__Data lines__:
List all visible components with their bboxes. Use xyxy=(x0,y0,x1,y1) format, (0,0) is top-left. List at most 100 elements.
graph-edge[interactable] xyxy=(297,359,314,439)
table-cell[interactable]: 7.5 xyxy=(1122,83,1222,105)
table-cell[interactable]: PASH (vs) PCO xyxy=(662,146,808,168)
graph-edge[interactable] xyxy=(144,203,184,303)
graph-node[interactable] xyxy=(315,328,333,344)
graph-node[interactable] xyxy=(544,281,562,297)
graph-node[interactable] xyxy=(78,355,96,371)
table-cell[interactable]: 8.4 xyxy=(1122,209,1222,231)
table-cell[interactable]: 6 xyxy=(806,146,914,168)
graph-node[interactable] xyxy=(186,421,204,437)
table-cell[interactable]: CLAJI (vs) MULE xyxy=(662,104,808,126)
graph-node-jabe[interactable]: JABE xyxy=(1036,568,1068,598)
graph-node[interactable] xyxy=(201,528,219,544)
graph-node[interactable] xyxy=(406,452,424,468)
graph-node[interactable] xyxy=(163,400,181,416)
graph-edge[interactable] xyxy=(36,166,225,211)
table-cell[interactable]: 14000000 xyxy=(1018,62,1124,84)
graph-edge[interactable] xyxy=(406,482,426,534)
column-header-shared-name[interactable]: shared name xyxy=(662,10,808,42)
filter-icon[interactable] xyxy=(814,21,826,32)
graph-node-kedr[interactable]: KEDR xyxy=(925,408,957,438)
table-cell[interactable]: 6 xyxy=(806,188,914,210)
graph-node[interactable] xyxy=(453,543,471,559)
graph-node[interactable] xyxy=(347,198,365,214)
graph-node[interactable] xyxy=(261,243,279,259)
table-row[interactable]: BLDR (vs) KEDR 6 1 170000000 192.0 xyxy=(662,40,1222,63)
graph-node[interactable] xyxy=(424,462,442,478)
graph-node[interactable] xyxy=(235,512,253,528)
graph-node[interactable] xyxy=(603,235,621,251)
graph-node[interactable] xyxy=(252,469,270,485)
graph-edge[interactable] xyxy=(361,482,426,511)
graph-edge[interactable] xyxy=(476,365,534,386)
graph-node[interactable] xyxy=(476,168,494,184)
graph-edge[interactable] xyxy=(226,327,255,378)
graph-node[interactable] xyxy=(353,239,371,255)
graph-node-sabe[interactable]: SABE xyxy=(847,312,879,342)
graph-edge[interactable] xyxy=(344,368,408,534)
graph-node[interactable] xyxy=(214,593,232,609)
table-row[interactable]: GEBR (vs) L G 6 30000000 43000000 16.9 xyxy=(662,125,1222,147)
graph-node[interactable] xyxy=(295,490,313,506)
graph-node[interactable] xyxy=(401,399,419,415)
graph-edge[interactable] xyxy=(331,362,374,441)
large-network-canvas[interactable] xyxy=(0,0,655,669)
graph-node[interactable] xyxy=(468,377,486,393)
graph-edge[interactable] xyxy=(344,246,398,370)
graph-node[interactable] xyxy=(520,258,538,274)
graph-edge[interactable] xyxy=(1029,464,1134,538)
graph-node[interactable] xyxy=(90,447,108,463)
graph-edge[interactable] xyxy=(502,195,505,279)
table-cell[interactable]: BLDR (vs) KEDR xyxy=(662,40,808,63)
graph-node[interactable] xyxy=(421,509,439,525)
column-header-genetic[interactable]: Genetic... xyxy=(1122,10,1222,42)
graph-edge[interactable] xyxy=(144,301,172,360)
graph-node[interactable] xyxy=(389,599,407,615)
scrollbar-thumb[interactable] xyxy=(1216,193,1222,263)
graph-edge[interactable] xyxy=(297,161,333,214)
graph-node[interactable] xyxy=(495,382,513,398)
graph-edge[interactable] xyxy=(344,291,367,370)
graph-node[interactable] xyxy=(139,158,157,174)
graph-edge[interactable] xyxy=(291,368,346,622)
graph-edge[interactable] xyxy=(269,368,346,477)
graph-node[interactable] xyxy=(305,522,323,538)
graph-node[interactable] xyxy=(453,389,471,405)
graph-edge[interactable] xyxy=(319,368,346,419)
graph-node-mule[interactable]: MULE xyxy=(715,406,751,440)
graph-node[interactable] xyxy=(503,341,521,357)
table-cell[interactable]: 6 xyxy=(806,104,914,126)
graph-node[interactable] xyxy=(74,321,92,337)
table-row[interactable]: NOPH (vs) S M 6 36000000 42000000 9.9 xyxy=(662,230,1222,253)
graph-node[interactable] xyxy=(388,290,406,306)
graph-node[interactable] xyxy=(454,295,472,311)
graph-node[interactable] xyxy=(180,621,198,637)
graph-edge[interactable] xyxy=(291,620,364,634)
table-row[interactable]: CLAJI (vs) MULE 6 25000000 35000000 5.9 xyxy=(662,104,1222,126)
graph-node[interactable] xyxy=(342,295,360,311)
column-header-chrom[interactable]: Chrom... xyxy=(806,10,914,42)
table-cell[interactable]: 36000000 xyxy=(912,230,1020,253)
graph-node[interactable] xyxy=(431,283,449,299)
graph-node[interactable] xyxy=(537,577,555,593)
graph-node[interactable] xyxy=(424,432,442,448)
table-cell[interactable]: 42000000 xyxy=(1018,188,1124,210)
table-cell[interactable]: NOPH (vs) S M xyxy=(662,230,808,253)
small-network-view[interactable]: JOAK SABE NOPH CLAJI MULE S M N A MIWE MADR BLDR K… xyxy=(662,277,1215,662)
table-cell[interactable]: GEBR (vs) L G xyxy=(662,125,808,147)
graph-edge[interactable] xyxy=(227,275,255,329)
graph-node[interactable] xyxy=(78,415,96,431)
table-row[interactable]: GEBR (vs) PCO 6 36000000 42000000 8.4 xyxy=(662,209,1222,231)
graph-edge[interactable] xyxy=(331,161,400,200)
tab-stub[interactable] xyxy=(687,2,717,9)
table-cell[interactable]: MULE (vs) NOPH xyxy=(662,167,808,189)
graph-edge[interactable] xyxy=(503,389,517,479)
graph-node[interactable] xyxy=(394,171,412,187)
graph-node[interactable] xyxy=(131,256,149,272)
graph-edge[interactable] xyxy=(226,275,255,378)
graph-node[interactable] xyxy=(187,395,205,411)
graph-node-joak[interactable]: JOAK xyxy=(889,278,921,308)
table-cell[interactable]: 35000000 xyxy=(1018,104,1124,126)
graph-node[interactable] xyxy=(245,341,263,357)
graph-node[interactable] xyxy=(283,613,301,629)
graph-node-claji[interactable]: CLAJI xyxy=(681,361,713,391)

__Instruction__:
Reproduce every line of each item above verbatim, with nothing added, dropped, or reordered.

__Full output__:
List all visible components with their bboxes. Use xyxy=(x0,y0,x1,y1) format, (0,0) is top-left. List at most 100 elements.
graph-edge[interactable] xyxy=(297,359,314,439)
table-cell[interactable]: 7.5 xyxy=(1122,83,1222,105)
table-cell[interactable]: PASH (vs) PCO xyxy=(662,146,808,168)
graph-edge[interactable] xyxy=(144,203,184,303)
graph-node[interactable] xyxy=(315,328,333,344)
graph-node[interactable] xyxy=(544,281,562,297)
graph-node[interactable] xyxy=(78,355,96,371)
table-cell[interactable]: 8.4 xyxy=(1122,209,1222,231)
table-cell[interactable]: 6 xyxy=(806,146,914,168)
graph-node[interactable] xyxy=(186,421,204,437)
table-cell[interactable]: CLAJI (vs) MULE xyxy=(662,104,808,126)
graph-node-jabe[interactable]: JABE xyxy=(1036,568,1068,598)
graph-node[interactable] xyxy=(201,528,219,544)
graph-node[interactable] xyxy=(406,452,424,468)
graph-node[interactable] xyxy=(163,400,181,416)
graph-edge[interactable] xyxy=(36,166,225,211)
table-cell[interactable]: 14000000 xyxy=(1018,62,1124,84)
graph-edge[interactable] xyxy=(406,482,426,534)
column-header-shared-name[interactable]: shared name xyxy=(662,10,808,42)
filter-icon[interactable] xyxy=(814,21,826,32)
graph-node-kedr[interactable]: KEDR xyxy=(925,408,957,438)
table-cell[interactable]: 6 xyxy=(806,188,914,210)
graph-node[interactable] xyxy=(453,543,471,559)
graph-node[interactable] xyxy=(347,198,365,214)
graph-node[interactable] xyxy=(261,243,279,259)
table-row[interactable]: BLDR (vs) KEDR 6 1 170000000 192.0 xyxy=(662,40,1222,63)
graph-node[interactable] xyxy=(424,462,442,478)
graph-node[interactable] xyxy=(235,512,253,528)
graph-node[interactable] xyxy=(603,235,621,251)
graph-node[interactable] xyxy=(252,469,270,485)
graph-edge[interactable] xyxy=(361,482,426,511)
graph-edge[interactable] xyxy=(476,365,534,386)
graph-node[interactable] xyxy=(476,168,494,184)
graph-edge[interactable] xyxy=(226,327,255,378)
graph-node[interactable] xyxy=(353,239,371,255)
graph-node-sabe[interactable]: SABE xyxy=(847,312,879,342)
graph-edge[interactable] xyxy=(344,368,408,534)
graph-node[interactable] xyxy=(214,593,232,609)
table-row[interactable]: GEBR (vs) L G 6 30000000 43000000 16.9 xyxy=(662,125,1222,147)
graph-node[interactable] xyxy=(295,490,313,506)
graph-node[interactable] xyxy=(401,399,419,415)
graph-edge[interactable] xyxy=(331,362,374,441)
large-network-canvas[interactable] xyxy=(0,0,655,669)
graph-node[interactable] xyxy=(468,377,486,393)
graph-edge[interactable] xyxy=(344,246,398,370)
graph-node[interactable] xyxy=(520,258,538,274)
graph-edge[interactable] xyxy=(1029,464,1134,538)
graph-node[interactable] xyxy=(90,447,108,463)
graph-edge[interactable] xyxy=(502,195,505,279)
table-cell[interactable]: BLDR (vs) KEDR xyxy=(662,40,808,63)
graph-node[interactable] xyxy=(421,509,439,525)
column-header-genetic[interactable]: Genetic... xyxy=(1122,10,1222,42)
graph-edge[interactable] xyxy=(144,301,172,360)
graph-node[interactable] xyxy=(389,599,407,615)
scrollbar-thumb[interactable] xyxy=(1216,193,1222,263)
graph-edge[interactable] xyxy=(297,161,333,214)
graph-node[interactable] xyxy=(495,382,513,398)
graph-edge[interactable] xyxy=(344,291,367,370)
graph-node[interactable] xyxy=(139,158,157,174)
graph-edge[interactable] xyxy=(291,368,346,622)
graph-edge[interactable] xyxy=(269,368,346,477)
graph-node[interactable] xyxy=(305,522,323,538)
graph-node[interactable] xyxy=(453,389,471,405)
graph-edge[interactable] xyxy=(319,368,346,419)
graph-node-mule[interactable]: MULE xyxy=(715,406,751,440)
graph-node[interactable] xyxy=(503,341,521,357)
table-cell[interactable]: 6 xyxy=(806,104,914,126)
graph-node[interactable] xyxy=(74,321,92,337)
table-row[interactable]: NOPH (vs) S M 6 36000000 42000000 9.9 xyxy=(662,230,1222,253)
graph-node[interactable] xyxy=(388,290,406,306)
graph-node[interactable] xyxy=(454,295,472,311)
graph-node[interactable] xyxy=(180,621,198,637)
graph-edge[interactable] xyxy=(291,620,364,634)
table-row[interactable]: CLAJI (vs) MULE 6 25000000 35000000 5.9 xyxy=(662,104,1222,126)
graph-node[interactable] xyxy=(342,295,360,311)
column-header-chrom[interactable]: Chrom... xyxy=(806,10,914,42)
table-cell[interactable]: 36000000 xyxy=(912,230,1020,253)
graph-node[interactable] xyxy=(431,283,449,299)
graph-node[interactable] xyxy=(537,577,555,593)
graph-node[interactable] xyxy=(424,432,442,448)
table-cell[interactable]: 42000000 xyxy=(1018,188,1124,210)
table-cell[interactable]: NOPH (vs) S M xyxy=(662,230,808,253)
small-network-view[interactable]: JOAK SABE NOPH CLAJI MULE S M N A MIWE MADR BLDR K… xyxy=(662,277,1215,662)
table-cell[interactable]: GEBR (vs) L G xyxy=(662,125,808,147)
graph-edge[interactable] xyxy=(227,275,255,329)
graph-node[interactable] xyxy=(78,415,96,431)
table-row[interactable]: GEBR (vs) PCO 6 36000000 42000000 8.4 xyxy=(662,209,1222,231)
graph-edge[interactable] xyxy=(331,161,400,200)
tab-stub[interactable] xyxy=(687,2,717,9)
table-cell[interactable]: MULE (vs) NOPH xyxy=(662,167,808,189)
graph-edge[interactable] xyxy=(503,389,517,479)
graph-node[interactable] xyxy=(394,171,412,187)
graph-node[interactable] xyxy=(131,256,149,272)
graph-edge[interactable] xyxy=(226,275,255,378)
graph-node[interactable] xyxy=(187,395,205,411)
graph-node-joak[interactable]: JOAK xyxy=(889,278,921,308)
table-cell[interactable]: 35000000 xyxy=(1018,104,1124,126)
graph-node[interactable] xyxy=(245,341,263,357)
graph-node[interactable] xyxy=(283,613,301,629)
graph-node-claji[interactable]: CLAJI xyxy=(681,361,713,391)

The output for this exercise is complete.